▶ **Exercise objective**: In your copy, leave out the pictures; write out all the data exactly.

▶ **Records to process**:
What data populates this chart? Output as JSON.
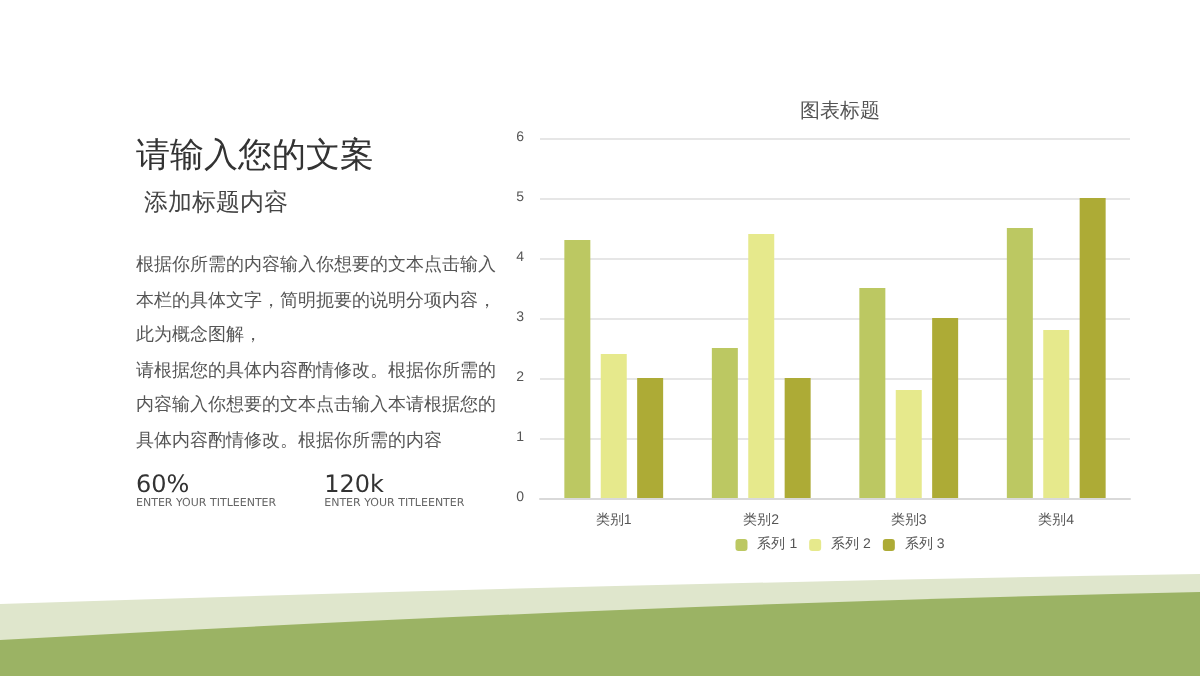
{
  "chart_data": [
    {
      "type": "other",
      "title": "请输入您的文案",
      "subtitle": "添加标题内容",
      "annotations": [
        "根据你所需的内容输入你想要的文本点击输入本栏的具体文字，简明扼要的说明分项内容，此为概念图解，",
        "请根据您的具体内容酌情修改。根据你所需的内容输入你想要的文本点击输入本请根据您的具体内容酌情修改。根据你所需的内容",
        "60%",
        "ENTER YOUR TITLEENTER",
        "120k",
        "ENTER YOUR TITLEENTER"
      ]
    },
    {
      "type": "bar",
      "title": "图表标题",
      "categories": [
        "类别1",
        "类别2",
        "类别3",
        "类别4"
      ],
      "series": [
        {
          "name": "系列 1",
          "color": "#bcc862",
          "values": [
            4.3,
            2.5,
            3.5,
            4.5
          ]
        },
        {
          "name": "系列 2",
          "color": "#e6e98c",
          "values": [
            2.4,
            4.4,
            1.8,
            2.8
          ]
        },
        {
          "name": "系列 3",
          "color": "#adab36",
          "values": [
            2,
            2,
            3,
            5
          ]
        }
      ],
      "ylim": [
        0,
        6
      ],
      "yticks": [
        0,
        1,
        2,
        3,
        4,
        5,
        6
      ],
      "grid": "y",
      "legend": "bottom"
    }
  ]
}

▶ **Result**:
What data populates this chart? Output as JSON.
{
  "chart_data": [
    {
      "type": "other",
      "title": "请输入您的文案",
      "subtitle": "添加标题内容",
      "annotations": [
        "根据你所需的内容输入你想要的文本点击输入本栏的具体文字，简明扼要的说明分项内容，此为概念图解，",
        "请根据您的具体内容酌情修改。根据你所需的内容输入你想要的文本点击输入本请根据您的具体内容酌情修改。根据你所需的内容",
        "60%",
        "ENTER YOUR TITLEENTER",
        "120k",
        "ENTER YOUR TITLEENTER"
      ]
    },
    {
      "type": "bar",
      "title": "图表标题",
      "categories": [
        "类别1",
        "类别2",
        "类别3",
        "类别4"
      ],
      "series": [
        {
          "name": "系列 1",
          "color": "#bcc862",
          "values": [
            4.3,
            2.5,
            3.5,
            4.5
          ]
        },
        {
          "name": "系列 2",
          "color": "#e6e98c",
          "values": [
            2.4,
            4.4,
            1.8,
            2.8
          ]
        },
        {
          "name": "系列 3",
          "color": "#adab36",
          "values": [
            2,
            2,
            3,
            5
          ]
        }
      ],
      "ylim": [
        0,
        6
      ],
      "yticks": [
        0,
        1,
        2,
        3,
        4,
        5,
        6
      ],
      "grid": "y",
      "legend": "bottom"
    }
  ]
}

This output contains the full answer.